Written exercise: Pick every line from the data that holds the word "Таблица".

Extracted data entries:
[Start]
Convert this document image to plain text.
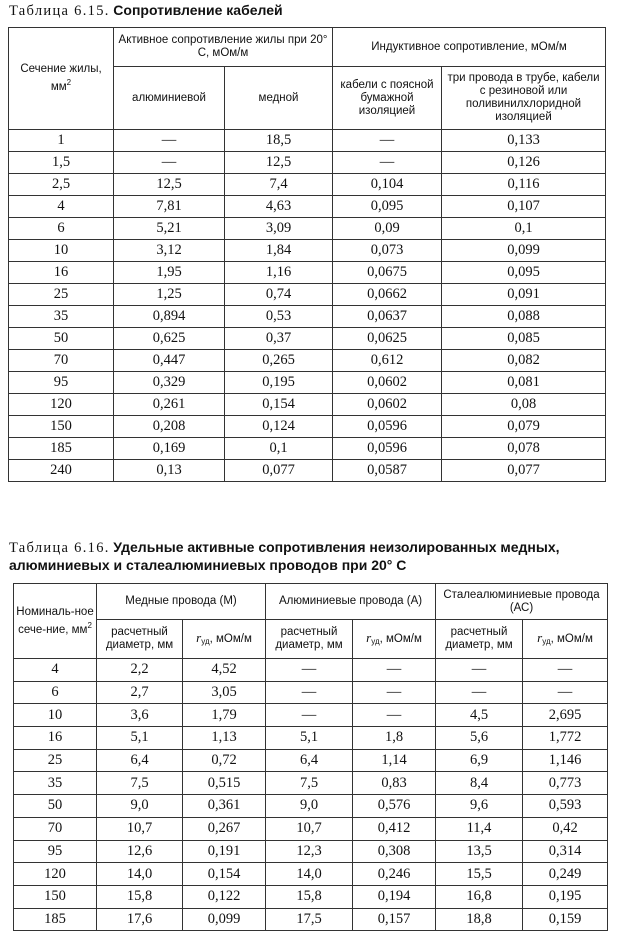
Таблица 6.15. Сопротивление кабелей
Сечение жилы, $мм^2$	Активное сопротивление жилы при 20° С, мОм/м		Индуктивное сопротивление, мОм/м	
	алюминиевой	медной	кабели с поясной бумажной изоляцией	три провода в трубе, кабели с резиновой или поливинилхлоридной изоляцией
1	—	18,5	—	0,133
1,5	—	12,5	—	0,126
2,5	12,5	7,4	0,104	0,116
4	7,81	4,63	0,095	0,107
6	5,21	3,09	0,09	0,1
10	3,12	1,84	0,073	0,099
16	1,95	1,16	0,0675	0,095
25	1,25	0,74	0,0662	0,091
35	0,894	0,53	0,0637	0,088
50	0,625	0,37	0,0625	0,085
70	0,447	0,265	0,612	0,082
95	0,329	0,195	0,0602	0,081
120	0,261	0,154	0,0602	0,08
150	0,208	0,124	0,0596	0,079
185	0,169	0,1	0,0596	0,078
240	0,13	0,077	0,0587	0,077
Таблица 6.16. Удельные активные сопротивления неизолированных медных, алюминиевых и сталеалюминиевых проводов при 20° С
Номиналь-ное сече-ние, $мм^2$	Медные провода (М)		Алюминиевые провода (А)		Сталеалюминиевые провода (АС)	
	расчетный диаметр, мм	$r_{уд}$, мОм/м	расчетный диаметр, мм	$r_{уд}$, мОм/м	расчетный диаметр, мм	$r_{уд}$, мОм/м
4	2,2	4,52	—	—	—	—
6	2,7	3,05	—	—	—	—
10	3,6	1,79	—	—	4,5	2,695
16	5,1	1,13	5,1	1,8	5,6	1,772
25	6,4	0,72	6,4	1,14	6,9	1,146
35	7,5	0,515	7,5	0,83	8,4	0,773
50	9,0	0,361	9,0	0,576	9,6	0,593
70	10,7	0,267	10,7	0,412	11,4	0,42
95	12,6	0,191	12,3	0,308	13,5	0,314
120	14,0	0,154	14,0	0,246	15,5	0,249
150	15,8	0,122	15,8	0,194	16,8	0,195
185	17,6	0,099	17,5	0,157	18,8	0,159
[End]
Finished answer:
Таблица 6.15. Сопротивление кабелей
Таблица 6.16. Удельные активные сопротивления неизолированных медных, алюминиевых и сталеалюминиевых проводов при 20° С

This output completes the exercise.